Data entries:

========================================================================

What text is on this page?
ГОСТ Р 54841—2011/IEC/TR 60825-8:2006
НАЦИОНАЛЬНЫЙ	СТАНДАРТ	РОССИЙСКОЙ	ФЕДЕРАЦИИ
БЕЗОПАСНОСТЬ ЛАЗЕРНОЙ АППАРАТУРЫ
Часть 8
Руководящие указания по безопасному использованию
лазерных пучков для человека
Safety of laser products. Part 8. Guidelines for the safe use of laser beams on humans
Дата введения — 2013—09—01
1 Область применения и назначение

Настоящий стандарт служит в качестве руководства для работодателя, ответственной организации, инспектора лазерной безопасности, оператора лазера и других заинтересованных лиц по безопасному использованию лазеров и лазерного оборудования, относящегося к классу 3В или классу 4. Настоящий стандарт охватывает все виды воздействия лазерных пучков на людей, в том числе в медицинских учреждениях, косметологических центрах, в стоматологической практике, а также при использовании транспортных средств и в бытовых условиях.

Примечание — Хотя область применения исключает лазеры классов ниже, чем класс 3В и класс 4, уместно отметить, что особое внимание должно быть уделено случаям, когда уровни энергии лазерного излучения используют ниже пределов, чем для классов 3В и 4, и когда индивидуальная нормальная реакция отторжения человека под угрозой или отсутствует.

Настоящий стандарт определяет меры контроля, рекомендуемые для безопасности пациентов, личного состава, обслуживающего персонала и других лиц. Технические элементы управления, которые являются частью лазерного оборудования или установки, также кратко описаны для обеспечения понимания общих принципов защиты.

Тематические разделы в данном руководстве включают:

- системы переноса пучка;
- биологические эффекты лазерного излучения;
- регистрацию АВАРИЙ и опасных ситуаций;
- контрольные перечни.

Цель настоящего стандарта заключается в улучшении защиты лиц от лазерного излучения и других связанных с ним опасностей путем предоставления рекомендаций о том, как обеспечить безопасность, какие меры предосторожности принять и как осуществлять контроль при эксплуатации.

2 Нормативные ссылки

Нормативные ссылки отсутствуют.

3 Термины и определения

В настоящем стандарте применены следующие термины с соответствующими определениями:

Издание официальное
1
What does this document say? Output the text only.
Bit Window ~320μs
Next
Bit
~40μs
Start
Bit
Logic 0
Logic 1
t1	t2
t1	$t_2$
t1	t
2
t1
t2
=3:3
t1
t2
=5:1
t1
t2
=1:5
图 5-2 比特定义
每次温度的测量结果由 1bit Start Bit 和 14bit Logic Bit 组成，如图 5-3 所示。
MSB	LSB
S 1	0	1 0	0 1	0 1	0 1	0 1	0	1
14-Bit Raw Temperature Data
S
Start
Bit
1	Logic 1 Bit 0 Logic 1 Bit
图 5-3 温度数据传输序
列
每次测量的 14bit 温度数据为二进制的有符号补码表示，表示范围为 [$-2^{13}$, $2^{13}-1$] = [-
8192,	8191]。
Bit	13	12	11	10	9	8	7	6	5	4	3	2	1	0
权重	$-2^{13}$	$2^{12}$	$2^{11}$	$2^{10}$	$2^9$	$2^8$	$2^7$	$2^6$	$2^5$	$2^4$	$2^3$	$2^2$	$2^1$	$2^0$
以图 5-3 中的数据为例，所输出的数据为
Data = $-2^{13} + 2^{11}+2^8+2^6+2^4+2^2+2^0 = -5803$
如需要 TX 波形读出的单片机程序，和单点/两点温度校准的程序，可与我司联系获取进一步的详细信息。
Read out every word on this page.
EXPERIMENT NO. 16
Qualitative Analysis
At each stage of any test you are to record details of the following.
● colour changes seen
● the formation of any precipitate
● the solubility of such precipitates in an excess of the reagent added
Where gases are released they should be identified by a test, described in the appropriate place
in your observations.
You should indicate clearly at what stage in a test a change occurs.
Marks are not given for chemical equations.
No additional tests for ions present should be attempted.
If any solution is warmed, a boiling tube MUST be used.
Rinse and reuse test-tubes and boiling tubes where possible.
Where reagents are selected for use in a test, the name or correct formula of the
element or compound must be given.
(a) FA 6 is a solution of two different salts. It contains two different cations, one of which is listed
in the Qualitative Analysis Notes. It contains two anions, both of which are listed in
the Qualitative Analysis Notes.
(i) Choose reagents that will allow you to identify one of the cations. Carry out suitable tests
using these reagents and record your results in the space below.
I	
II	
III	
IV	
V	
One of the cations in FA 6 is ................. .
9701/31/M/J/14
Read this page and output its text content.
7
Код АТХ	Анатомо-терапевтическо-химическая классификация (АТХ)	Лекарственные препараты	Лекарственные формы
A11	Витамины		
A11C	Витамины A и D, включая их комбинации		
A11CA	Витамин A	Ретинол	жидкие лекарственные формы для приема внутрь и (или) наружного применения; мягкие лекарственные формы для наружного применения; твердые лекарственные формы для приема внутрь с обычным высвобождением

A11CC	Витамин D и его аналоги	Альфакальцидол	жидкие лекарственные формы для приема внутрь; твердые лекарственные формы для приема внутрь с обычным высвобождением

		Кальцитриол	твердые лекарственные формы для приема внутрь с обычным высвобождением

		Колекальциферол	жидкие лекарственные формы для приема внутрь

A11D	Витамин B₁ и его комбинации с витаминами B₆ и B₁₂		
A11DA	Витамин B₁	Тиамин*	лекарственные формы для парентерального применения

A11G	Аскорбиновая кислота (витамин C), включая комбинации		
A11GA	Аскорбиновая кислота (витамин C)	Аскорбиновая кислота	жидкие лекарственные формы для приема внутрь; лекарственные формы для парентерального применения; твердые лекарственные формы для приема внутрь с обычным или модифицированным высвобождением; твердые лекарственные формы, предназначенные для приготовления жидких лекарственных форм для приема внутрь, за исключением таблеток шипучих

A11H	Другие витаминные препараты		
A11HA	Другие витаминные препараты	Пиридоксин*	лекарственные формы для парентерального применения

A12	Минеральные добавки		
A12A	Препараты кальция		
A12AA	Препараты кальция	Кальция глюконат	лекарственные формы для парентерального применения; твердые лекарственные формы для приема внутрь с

========================================================================

— The problem —
Look through the records and gather every line containing "Logic".

— Correct response —
Logic 0
Logic 1
每次温度的测量结果由 1bit Start Bit 和 14bit Logic Bit 组成，如图 5-3 所示。
1	Logic 1 Bit 0 Logic 1 Bit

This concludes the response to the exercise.